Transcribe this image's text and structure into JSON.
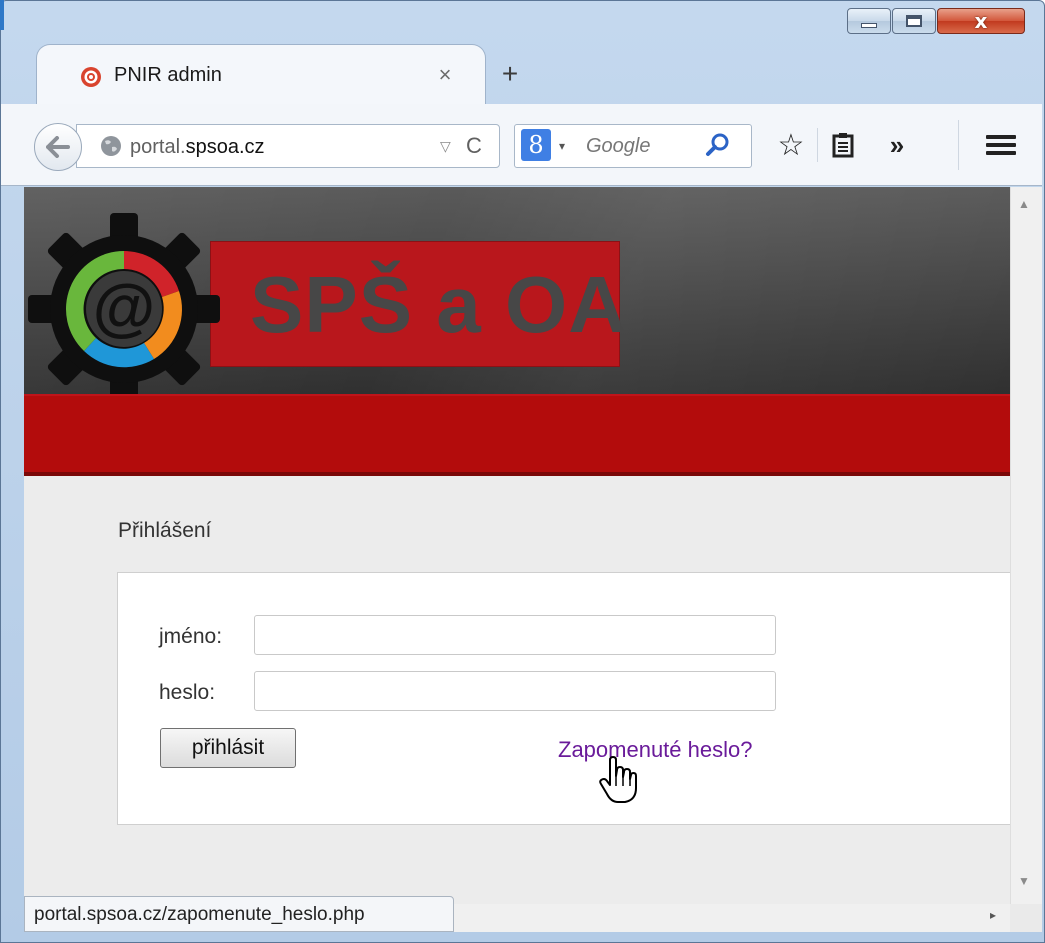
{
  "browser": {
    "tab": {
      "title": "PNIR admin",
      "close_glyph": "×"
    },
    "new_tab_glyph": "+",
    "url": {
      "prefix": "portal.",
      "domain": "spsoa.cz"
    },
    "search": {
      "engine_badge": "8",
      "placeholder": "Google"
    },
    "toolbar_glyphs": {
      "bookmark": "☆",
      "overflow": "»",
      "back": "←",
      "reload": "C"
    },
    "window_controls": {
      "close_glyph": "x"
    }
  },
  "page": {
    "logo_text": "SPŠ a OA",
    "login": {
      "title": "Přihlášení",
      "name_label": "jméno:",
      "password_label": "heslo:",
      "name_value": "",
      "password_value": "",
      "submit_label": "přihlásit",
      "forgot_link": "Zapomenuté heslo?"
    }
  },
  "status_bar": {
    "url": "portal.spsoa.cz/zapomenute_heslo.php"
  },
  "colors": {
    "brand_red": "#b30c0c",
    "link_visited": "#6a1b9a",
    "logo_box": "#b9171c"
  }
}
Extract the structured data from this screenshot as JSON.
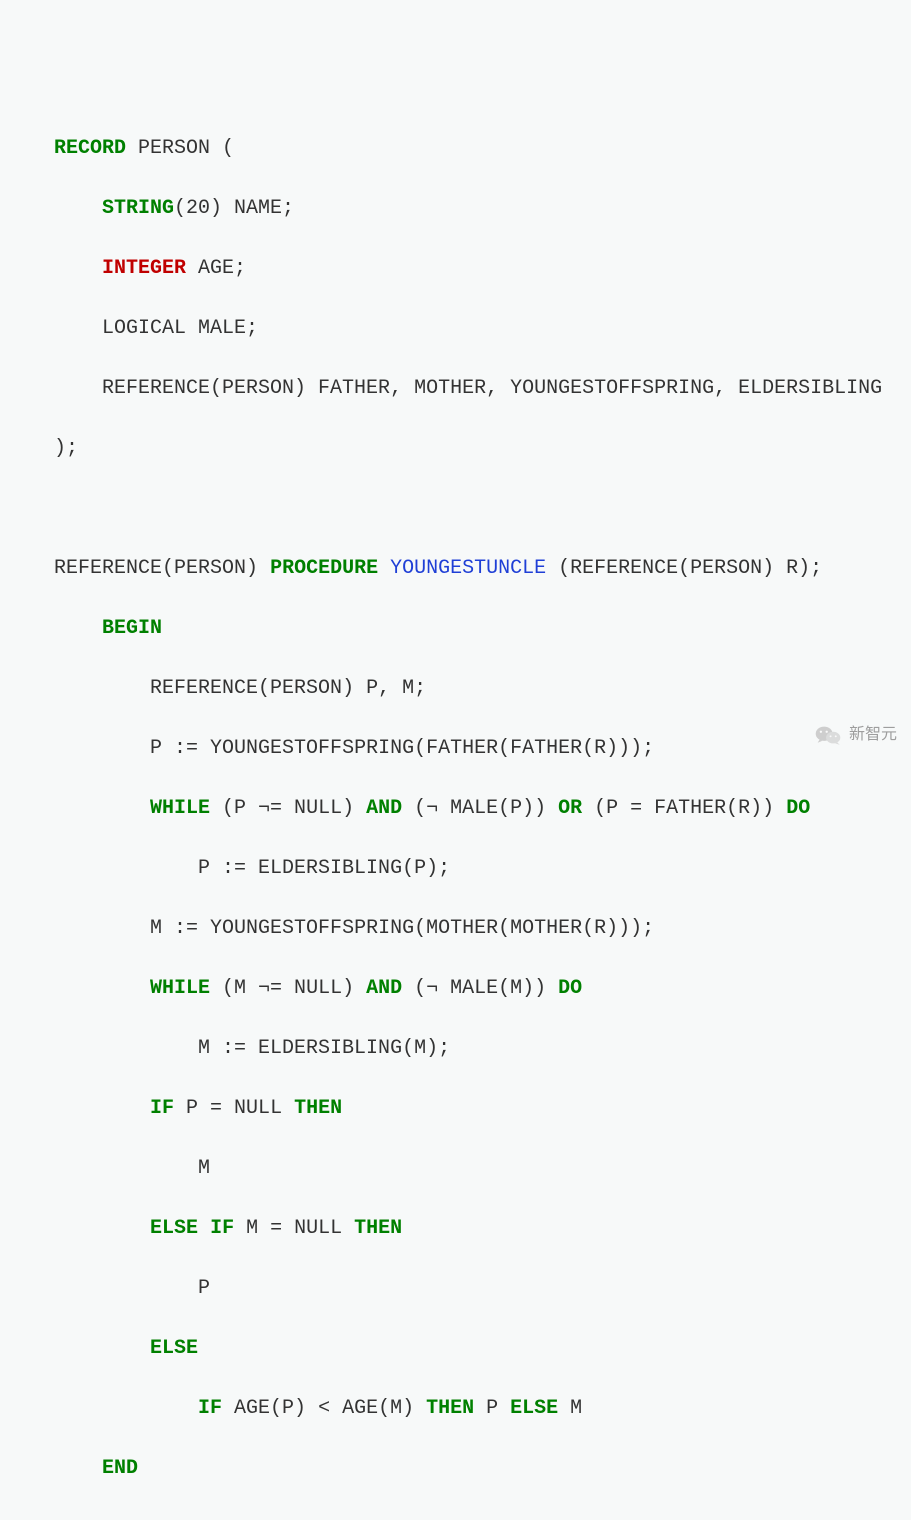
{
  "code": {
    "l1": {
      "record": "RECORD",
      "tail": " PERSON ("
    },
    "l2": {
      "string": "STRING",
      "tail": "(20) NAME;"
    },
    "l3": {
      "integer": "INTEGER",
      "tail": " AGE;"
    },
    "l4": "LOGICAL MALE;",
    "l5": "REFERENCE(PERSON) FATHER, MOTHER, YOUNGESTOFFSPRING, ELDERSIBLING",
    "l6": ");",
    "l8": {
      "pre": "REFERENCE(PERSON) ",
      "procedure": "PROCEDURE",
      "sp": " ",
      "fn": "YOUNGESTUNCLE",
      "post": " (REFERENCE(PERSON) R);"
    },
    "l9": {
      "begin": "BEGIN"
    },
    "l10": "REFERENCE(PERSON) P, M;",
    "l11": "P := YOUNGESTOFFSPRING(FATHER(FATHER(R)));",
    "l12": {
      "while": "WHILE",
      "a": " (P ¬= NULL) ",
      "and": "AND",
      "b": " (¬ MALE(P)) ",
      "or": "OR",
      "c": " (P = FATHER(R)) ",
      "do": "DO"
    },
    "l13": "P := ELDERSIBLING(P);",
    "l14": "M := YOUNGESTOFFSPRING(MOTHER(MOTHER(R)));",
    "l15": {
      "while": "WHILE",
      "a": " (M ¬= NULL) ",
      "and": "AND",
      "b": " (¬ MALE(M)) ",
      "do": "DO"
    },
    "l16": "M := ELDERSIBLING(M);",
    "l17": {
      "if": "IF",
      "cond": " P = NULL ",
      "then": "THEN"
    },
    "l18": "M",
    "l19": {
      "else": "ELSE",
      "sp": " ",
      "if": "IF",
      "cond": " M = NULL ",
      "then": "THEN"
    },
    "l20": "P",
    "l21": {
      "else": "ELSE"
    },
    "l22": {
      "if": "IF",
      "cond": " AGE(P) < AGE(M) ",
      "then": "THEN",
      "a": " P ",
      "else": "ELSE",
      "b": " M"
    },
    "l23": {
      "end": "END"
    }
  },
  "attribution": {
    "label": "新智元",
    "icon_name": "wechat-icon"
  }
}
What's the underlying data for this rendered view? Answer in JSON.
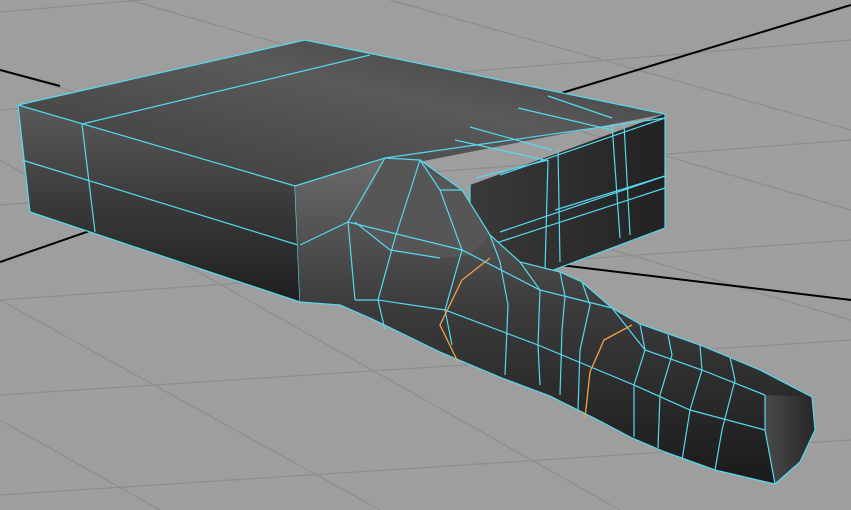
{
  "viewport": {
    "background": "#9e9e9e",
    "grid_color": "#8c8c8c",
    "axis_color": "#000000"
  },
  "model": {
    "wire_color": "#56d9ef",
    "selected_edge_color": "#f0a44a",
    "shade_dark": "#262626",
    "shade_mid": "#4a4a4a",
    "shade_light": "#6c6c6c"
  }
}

────

Written request =
Write out each line again precisely as it appears, skipping every picture.

Complete response =
Transcribe this image's text and structure into JSON.
{
  "browser": {
    "tab": {
      "title": "PNIR admin",
      "close_glyph": "×"
    },
    "new_tab_glyph": "+",
    "url": {
      "prefix": "portal.",
      "domain": "spsoa.cz"
    },
    "search": {
      "engine_badge": "8",
      "placeholder": "Google"
    },
    "toolbar_glyphs": {
      "bookmark": "☆",
      "overflow": "»",
      "back": "←",
      "reload": "C"
    },
    "window_controls": {
      "close_glyph": "x"
    }
  },
  "page": {
    "logo_text": "SPŠ a OA",
    "login": {
      "title": "Přihlášení",
      "name_label": "jméno:",
      "password_label": "heslo:",
      "name_value": "",
      "password_value": "",
      "submit_label": "přihlásit",
      "forgot_link": "Zapomenuté heslo?"
    }
  },
  "status_bar": {
    "url": "portal.spsoa.cz/zapomenute_heslo.php"
  },
  "colors": {
    "brand_red": "#b30c0c",
    "link_visited": "#6a1b9a",
    "logo_box": "#b9171c"
  }
}
Extract the structured data from this screenshot as JSON.
{
  "code": {
    "l1": {
      "record": "RECORD",
      "tail": " PERSON ("
    },
    "l2": {
      "string": "STRING",
      "tail": "(20) NAME;"
    },
    "l3": {
      "integer": "INTEGER",
      "tail": " AGE;"
    },
    "l4": "LOGICAL MALE;",
    "l5": "REFERENCE(PERSON) FATHER, MOTHER, YOUNGESTOFFSPRING, ELDERSIBLING",
    "l6": ");",
    "l8": {
      "pre": "REFERENCE(PERSON) ",
      "procedure": "PROCEDURE",
      "sp": " ",
      "fn": "YOUNGESTUNCLE",
      "post": " (REFERENCE(PERSON) R);"
    },
    "l9": {
      "begin": "BEGIN"
    },
    "l10": "REFERENCE(PERSON) P, M;",
    "l11": "P := YOUNGESTOFFSPRING(FATHER(FATHER(R)));",
    "l12": {
      "while": "WHILE",
      "a": " (P ¬= NULL) ",
      "and": "AND",
      "b": " (¬ MALE(P)) ",
      "or": "OR",
      "c": " (P = FATHER(R)) ",
      "do": "DO"
    },
    "l13": "P := ELDERSIBLING(P);",
    "l14": "M := YOUNGESTOFFSPRING(MOTHER(MOTHER(R)));",
    "l15": {
      "while": "WHILE",
      "a": " (M ¬= NULL) ",
      "and": "AND",
      "b": " (¬ MALE(M)) ",
      "do": "DO"
    },
    "l16": "M := ELDERSIBLING(M);",
    "l17": {
      "if": "IF",
      "cond": " P = NULL ",
      "then": "THEN"
    },
    "l18": "M",
    "l19": {
      "else": "ELSE",
      "sp": " ",
      "if": "IF",
      "cond": " M = NULL ",
      "then": "THEN"
    },
    "l20": "P",
    "l21": {
      "else": "ELSE"
    },
    "l22": {
      "if": "IF",
      "cond": " AGE(P) < AGE(M) ",
      "then": "THEN",
      "a": " P ",
      "else": "ELSE",
      "b": " M"
    },
    "l23": {
      "end": "END"
    }
  },
  "attribution": {
    "label": "新智元",
    "icon_name": "wechat-icon"
  }
}
What's the underlying data for this rendered view? Answer in JSON.
{
  "viewport": {
    "background": "#9e9e9e",
    "grid_color": "#8c8c8c",
    "axis_color": "#000000"
  },
  "model": {
    "wire_color": "#56d9ef",
    "selected_edge_color": "#f0a44a",
    "shade_dark": "#262626",
    "shade_mid": "#4a4a4a",
    "shade_light": "#6c6c6c"
  }
}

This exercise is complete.